§ **INSTRUCTIONS TO FOLLOW**
Continue the commentary on Joe Flacco and the Baltimore Ravens' roster decisions from the point where it stops.

**** EXCERPT PROVIDED

Now, the question here is, is it that Flacco wasn’t or isn’t very good or is it that the Ravens didn’t properly allocate roster construction resources after signing Flacco to that extension? You could argue both ways.
In the Flacco wasn’t very good category there are the raw stats I shared earlier and there’s just the basic stats. Since 2013, his record has sunk to 42-41 due to the roster that surrounded him with his huge contract taking up chunks of cash and cap space that couldn’t be allocated elsewhere, and his not being capable of carrying the roster. In some ways, he was near a first tier level with a 62.6% completion percentage and 248 yards per game in the air, but that 6.5 yards per attempt is such a telling statistic. His 21 touchdowns to 15 interceptions per season is too.
Just as an example, the 2015 and 2016 teams were first in the NFL in passing attempts, but eighth and 12th in passing yards. They were 22nd in net passing yards per attempt at 6.1 in 2015 (when he played 10 of 16 games) and 26th in 2016 at 5.8. From an efficiency standpoint, he wasn’t very good.
But on the other side, maybe they didn’t properly allocate resources considering what has already been explained regarding their lack of talent at receiver and running back.
Tight ends haven’t developed either in Baltimore, since Flacco got his new deal and the Ravens have spent a lot of draft capital at the position. In 2010, Ed Dickson and Dennis Pitta were taken in the third and fourth round, then developed into solid starters with Pitta’s career being derailed by hip injuries.
They spent a 2014 third round pick on Crockett Gillmore, then second and fifth round picks on Maxx Williams and Nick Boyle the next year. None of these players have worked out for Baltimore and, considering the draft capital on Gillmore and Williams, this can’t be excused, some of the onus is on Flacco.
Maybe some of the onus has been on the offensive coordinators the past few years in regards to both Flacco, the tight ends, and the offense. Kubiak got a lot out of Flacco in 2014, but then Marc Trestman and Marty Mornhinwheig haven’t produced great offenses. New OC Greg Roman was brought in specifically for Jackson as the team may have knew they were aiming for a mobile QB in the 2019 draft before they hired him considering his history with Alex Smith, Colin Kaepernick and Tyrod Taylor.

********
**** DATA PROVIDED

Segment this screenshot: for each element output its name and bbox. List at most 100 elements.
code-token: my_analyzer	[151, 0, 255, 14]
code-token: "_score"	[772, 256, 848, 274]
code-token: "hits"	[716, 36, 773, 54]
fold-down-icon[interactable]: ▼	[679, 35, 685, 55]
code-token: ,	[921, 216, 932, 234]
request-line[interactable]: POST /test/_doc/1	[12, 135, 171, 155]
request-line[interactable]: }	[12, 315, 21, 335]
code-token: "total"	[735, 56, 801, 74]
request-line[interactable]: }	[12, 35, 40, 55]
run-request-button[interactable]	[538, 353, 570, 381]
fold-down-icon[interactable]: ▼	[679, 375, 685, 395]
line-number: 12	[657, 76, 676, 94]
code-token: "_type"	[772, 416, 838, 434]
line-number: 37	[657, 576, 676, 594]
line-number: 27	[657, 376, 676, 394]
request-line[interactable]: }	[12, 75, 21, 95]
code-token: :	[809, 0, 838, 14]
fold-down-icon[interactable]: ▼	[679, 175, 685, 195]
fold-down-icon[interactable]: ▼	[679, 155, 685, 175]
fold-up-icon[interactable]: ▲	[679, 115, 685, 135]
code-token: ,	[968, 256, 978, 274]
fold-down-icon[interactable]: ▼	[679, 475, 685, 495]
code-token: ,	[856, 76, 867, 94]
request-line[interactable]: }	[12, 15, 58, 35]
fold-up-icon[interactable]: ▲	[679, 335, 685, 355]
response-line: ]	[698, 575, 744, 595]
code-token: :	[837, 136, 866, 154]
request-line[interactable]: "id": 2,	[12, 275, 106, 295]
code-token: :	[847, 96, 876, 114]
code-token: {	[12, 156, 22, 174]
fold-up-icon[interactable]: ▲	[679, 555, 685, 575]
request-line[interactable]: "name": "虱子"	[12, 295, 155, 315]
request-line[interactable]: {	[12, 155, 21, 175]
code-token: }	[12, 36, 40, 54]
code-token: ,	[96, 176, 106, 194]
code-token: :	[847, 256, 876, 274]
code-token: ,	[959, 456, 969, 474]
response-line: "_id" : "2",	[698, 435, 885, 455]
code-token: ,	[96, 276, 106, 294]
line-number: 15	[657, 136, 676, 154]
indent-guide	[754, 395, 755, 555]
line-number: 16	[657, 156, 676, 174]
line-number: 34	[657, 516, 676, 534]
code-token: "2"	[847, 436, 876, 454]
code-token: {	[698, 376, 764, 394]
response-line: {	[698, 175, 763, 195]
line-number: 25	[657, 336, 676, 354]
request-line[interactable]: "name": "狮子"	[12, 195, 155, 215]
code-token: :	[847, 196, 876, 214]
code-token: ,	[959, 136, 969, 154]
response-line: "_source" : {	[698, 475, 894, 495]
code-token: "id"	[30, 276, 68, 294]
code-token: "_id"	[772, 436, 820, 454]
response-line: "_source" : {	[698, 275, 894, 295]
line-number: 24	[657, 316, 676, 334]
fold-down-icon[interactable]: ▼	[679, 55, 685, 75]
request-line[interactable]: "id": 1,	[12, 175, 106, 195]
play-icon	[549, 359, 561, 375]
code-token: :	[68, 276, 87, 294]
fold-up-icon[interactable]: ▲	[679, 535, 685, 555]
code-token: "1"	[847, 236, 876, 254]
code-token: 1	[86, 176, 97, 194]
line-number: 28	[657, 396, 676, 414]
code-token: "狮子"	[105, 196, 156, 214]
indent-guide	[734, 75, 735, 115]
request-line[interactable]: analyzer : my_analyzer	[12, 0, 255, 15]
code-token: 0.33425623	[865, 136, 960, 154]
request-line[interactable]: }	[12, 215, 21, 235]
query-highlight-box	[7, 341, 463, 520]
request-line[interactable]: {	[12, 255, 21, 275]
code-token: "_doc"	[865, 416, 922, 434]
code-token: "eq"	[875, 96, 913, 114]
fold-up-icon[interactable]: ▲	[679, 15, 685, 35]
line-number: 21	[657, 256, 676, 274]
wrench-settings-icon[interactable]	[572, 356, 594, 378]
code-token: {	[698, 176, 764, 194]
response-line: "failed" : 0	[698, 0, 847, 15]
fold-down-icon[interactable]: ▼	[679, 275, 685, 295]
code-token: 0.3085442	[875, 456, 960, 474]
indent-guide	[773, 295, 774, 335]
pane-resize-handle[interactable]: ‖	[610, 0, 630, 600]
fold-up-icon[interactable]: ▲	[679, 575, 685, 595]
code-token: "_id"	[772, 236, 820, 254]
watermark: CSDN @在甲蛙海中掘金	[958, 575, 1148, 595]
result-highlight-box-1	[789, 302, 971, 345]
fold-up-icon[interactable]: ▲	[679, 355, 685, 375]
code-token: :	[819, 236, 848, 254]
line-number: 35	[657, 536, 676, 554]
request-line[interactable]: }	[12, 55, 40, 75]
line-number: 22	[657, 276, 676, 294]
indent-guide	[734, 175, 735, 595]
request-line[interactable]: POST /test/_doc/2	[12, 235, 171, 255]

********

§ **SOLVED PROBLEM**
Therein may lie an issue with Roman as an offensive coordinator moving forward. I don’t know if it’s a function of the style of offense he runs or the talent at quarterback for him, but Roman hasn’t been capable of drawing big passing averages out of quarterbacks in his career. Something to keep an eye on when you’re considering what this offense does schematically in a league that does need innovative passing strategies no matter if you plan on running the ball 30 to 35 times a game. That said, Roman is someone with a history of making things work with quarterbacks like Jackson, so the team has the right coordinator to make it work.
The good news for Ravens fans is that with Jackson, they’ve re-vamped the tight end group again with first round pick Hayden Hurst and third round pick Mark Andrews, which means that group looks settled with Jackson as the quarterback, but there’s much left to build around him.
Unlike the Flacco era, the team now will have the cap space to find some of those expensive pieces in free agency at positions that they haven’t drafted well. In their defense, it’s hard to build a roster around that kind of cap hit, while still maintaining the rest of the roster. Flacco was an average to below average quarterback on an expensive deal since winning his Super Bowl and the Ravens front office couldn’t overcome that to create a team that was better than average.
The goal for the 2019 offseason is to focus on the offensive side of the football to give Jackson more to work with and increase the probability of him taking a step forward in the coming season. The defense will be further improved through the mid-rounds of the draft, but cap space should be used in free agency on offense as well as the first round pick. Teams are going to study what the Chargers did to slow down the Ravens in the Wild Card Round all offseason and teams will create their own solutions to the problem this Jackson led offense presents, so the front office needs to make the pieces around him better, something they couldn’t do much of for Flacco.
Now, while Jackson will be inexpensive and it seems he’s the quarterback of the future, he has a long way to go if this team is going to get past AFC foes like New England, Kansas City, the Chargers, Texans, Colts, or even the surging Browns in 2019 to make a Super Bowl appearance. The offense must improve ot take this step.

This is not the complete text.